INFORMATION SUPPLIED:
================
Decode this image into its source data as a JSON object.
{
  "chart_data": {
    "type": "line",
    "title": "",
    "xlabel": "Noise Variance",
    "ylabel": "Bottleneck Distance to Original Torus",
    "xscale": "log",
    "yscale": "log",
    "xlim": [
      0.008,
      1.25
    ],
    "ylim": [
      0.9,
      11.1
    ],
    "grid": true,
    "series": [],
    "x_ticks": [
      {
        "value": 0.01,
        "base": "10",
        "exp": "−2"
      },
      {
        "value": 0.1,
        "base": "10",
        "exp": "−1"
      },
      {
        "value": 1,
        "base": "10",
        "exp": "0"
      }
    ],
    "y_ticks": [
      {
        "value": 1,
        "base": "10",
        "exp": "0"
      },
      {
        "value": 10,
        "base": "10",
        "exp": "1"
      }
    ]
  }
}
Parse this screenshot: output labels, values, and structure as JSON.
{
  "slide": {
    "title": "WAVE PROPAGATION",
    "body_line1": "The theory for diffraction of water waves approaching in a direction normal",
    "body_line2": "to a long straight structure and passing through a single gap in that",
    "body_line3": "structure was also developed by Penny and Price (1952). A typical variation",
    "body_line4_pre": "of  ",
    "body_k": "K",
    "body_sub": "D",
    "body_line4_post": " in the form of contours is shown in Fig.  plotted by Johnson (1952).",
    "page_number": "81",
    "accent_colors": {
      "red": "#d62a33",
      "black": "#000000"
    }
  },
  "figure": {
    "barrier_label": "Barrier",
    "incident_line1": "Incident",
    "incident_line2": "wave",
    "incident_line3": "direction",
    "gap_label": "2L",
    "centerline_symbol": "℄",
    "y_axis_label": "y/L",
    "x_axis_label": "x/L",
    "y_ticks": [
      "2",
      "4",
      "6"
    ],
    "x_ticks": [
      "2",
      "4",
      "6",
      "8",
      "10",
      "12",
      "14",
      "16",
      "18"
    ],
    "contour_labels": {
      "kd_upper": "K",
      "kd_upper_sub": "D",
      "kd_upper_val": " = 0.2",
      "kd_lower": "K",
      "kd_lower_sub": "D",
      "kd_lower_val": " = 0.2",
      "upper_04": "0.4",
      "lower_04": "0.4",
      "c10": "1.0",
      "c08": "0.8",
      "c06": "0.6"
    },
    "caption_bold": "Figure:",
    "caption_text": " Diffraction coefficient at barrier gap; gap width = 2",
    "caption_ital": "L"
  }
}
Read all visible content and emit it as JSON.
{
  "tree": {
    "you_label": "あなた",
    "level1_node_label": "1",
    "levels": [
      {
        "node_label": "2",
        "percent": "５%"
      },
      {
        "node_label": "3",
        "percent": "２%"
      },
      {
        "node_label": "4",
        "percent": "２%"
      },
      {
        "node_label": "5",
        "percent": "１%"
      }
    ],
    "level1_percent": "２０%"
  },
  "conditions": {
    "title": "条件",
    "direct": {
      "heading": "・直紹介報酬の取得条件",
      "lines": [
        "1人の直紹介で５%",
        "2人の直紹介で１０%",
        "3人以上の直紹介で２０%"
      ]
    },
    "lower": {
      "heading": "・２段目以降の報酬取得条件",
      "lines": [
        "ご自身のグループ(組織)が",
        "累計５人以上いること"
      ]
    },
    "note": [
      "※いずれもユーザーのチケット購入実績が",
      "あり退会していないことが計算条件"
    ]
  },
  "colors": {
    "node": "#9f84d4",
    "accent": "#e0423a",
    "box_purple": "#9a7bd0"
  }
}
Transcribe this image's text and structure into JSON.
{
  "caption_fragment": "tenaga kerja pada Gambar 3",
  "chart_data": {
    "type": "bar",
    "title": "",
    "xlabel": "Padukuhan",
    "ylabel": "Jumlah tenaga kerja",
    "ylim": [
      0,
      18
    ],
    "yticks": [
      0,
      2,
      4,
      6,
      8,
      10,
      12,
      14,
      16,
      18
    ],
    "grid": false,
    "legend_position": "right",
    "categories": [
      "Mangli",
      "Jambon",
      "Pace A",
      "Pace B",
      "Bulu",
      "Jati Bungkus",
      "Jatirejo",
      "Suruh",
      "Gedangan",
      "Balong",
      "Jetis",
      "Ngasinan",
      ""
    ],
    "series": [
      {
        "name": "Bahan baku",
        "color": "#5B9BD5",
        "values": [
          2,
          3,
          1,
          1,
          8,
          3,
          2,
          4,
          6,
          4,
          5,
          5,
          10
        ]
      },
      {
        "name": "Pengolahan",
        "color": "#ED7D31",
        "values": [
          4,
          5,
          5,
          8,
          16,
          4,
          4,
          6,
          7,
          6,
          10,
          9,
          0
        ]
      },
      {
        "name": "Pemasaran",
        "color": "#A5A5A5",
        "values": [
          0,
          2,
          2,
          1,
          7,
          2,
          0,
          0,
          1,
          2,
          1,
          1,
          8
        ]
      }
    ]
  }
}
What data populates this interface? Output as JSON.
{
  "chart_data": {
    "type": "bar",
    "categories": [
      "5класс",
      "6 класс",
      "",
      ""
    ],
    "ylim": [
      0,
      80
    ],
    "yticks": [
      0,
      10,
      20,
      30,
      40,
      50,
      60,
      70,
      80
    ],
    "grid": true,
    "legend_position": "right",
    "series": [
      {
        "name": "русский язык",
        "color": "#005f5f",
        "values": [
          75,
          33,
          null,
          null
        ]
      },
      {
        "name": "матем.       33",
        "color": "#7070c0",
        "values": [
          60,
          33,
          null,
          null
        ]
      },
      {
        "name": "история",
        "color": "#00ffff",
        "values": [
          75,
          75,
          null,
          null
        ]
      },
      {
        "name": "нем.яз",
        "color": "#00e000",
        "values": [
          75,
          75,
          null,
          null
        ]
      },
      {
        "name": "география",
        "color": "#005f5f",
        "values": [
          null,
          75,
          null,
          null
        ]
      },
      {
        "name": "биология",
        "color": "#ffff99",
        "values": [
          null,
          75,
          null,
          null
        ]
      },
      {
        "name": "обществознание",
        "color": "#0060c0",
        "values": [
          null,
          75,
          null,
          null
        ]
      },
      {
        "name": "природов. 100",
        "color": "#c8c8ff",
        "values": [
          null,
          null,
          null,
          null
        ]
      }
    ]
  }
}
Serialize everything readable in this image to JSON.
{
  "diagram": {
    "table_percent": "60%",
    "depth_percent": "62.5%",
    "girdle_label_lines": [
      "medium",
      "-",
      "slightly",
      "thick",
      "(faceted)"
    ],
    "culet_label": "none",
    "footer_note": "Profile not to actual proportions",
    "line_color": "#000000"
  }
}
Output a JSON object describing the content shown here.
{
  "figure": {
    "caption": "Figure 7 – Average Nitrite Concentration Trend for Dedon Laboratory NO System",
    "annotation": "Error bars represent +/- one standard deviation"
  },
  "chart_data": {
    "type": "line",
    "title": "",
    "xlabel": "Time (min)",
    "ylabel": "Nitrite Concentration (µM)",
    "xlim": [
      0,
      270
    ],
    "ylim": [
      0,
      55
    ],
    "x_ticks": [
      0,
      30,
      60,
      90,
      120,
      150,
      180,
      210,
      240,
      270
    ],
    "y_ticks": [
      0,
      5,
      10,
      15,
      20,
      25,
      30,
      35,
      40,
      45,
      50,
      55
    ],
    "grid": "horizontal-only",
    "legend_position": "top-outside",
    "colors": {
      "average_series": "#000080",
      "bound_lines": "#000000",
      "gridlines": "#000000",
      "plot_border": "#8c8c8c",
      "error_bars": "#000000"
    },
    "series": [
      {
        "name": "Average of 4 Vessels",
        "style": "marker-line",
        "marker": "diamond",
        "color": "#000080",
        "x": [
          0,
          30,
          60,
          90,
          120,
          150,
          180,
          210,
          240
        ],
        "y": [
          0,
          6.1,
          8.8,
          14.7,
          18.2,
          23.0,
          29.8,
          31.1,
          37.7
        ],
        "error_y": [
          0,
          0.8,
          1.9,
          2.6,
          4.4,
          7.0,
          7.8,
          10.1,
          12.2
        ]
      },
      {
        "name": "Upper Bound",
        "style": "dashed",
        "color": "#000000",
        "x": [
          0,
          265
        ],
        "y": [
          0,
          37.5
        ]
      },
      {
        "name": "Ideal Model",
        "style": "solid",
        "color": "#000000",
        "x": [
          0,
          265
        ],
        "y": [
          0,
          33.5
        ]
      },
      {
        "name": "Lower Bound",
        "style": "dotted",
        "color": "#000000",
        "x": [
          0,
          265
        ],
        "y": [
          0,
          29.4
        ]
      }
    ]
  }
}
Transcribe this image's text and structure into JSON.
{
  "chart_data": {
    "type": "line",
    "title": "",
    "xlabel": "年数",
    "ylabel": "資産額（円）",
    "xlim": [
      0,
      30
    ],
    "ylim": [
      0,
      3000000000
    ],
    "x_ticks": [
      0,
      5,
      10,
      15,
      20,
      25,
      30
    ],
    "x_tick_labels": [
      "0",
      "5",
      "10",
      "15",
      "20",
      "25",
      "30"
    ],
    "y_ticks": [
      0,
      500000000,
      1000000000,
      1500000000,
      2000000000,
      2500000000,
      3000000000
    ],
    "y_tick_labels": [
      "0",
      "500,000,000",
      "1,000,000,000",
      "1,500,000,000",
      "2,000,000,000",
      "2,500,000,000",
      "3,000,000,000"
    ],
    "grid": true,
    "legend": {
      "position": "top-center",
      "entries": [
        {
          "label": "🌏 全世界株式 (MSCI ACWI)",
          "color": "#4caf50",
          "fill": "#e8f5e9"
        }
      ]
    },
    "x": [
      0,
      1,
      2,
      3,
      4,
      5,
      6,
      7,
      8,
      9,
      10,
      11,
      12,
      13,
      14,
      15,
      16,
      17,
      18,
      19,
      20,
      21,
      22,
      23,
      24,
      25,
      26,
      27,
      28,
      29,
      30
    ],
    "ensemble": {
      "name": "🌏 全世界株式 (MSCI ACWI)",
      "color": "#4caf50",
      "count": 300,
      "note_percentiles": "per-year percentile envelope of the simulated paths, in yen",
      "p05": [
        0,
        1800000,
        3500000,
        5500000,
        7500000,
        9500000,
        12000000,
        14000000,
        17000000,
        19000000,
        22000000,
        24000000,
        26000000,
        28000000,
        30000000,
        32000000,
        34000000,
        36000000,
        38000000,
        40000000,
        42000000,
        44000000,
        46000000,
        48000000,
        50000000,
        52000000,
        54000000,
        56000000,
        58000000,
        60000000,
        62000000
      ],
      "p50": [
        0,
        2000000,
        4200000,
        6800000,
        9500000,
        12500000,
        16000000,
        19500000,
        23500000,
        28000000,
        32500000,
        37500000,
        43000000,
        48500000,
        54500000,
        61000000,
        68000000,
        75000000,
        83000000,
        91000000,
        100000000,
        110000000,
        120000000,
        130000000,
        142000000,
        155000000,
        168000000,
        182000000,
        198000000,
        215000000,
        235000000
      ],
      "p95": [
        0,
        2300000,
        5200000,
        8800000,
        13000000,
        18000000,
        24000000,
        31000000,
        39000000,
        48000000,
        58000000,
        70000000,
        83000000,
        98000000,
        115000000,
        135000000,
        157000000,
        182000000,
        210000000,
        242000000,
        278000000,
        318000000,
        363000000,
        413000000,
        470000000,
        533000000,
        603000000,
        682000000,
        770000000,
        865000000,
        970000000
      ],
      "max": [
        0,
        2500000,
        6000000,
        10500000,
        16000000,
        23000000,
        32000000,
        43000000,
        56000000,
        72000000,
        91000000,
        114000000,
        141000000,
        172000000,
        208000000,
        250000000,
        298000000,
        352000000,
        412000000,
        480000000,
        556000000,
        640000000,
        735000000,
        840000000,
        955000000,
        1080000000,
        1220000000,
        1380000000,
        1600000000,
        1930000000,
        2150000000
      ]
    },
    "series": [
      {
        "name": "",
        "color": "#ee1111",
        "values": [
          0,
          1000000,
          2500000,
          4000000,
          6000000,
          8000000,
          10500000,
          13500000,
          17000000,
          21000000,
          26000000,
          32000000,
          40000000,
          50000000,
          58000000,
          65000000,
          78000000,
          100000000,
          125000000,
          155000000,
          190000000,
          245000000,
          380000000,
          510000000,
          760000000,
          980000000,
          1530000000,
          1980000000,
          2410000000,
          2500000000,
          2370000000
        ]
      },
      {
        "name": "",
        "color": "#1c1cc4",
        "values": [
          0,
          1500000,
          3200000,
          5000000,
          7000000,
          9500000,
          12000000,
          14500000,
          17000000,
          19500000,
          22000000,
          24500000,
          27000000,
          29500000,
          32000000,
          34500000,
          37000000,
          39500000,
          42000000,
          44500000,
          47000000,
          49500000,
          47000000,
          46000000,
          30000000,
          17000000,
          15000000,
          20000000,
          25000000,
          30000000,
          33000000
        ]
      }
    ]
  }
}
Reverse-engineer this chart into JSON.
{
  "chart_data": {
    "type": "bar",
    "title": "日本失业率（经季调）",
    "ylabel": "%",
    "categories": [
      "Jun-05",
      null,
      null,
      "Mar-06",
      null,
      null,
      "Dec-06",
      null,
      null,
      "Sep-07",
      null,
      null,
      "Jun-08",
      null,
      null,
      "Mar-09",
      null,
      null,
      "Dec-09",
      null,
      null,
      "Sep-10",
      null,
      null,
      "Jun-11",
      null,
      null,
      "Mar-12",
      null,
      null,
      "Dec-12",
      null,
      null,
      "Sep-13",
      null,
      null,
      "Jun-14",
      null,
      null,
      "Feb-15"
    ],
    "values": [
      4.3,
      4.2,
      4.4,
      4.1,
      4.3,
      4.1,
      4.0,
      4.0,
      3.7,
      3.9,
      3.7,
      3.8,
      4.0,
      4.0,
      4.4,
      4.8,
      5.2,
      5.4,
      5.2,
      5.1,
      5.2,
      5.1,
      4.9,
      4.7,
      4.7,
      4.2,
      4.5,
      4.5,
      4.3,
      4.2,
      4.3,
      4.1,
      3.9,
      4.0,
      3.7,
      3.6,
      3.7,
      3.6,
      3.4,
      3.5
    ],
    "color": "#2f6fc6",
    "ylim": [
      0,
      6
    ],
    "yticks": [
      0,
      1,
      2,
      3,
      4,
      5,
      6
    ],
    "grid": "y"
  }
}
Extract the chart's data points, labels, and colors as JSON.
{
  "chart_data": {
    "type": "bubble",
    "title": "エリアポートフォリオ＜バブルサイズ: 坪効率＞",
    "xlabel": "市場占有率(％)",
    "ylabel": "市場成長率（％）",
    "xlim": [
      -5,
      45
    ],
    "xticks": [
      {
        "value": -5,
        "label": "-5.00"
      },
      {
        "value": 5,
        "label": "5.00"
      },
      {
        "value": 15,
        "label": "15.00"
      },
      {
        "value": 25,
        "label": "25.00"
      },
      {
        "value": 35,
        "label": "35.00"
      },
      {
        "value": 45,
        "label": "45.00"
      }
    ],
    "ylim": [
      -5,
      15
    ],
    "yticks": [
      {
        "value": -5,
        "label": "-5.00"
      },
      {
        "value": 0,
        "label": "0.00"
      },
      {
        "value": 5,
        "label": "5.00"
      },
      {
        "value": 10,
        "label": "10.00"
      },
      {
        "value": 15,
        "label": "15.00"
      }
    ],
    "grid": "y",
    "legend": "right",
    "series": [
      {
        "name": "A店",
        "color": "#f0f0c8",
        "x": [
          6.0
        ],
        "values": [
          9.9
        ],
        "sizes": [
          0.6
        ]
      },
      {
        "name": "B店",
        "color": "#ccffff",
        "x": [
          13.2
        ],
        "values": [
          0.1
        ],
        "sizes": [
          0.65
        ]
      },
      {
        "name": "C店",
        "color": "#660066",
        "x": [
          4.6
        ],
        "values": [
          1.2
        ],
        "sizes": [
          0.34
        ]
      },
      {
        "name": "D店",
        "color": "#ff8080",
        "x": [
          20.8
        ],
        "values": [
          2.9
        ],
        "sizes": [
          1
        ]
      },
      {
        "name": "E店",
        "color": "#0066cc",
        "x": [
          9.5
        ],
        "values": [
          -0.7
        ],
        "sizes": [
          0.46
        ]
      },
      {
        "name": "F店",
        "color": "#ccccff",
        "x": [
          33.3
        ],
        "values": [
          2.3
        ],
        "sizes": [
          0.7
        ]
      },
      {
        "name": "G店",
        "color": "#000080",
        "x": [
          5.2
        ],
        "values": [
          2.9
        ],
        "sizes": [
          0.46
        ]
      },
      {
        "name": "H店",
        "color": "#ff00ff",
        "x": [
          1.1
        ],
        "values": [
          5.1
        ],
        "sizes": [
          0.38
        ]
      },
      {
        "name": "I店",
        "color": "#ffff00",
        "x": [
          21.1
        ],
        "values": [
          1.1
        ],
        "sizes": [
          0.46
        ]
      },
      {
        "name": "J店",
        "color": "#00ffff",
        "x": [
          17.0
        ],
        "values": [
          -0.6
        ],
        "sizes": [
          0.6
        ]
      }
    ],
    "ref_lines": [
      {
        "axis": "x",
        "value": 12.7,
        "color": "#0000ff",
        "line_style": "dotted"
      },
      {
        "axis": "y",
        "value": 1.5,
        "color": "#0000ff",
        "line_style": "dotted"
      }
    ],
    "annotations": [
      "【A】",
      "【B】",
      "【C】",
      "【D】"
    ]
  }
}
================
WRITTEN INSTRUCTION: Filter the records above and return every line that holds the word "content".

EXERCISE OUTPUT:
Read all visible content and emit it as JSON.
Output a JSON object describing the content shown here.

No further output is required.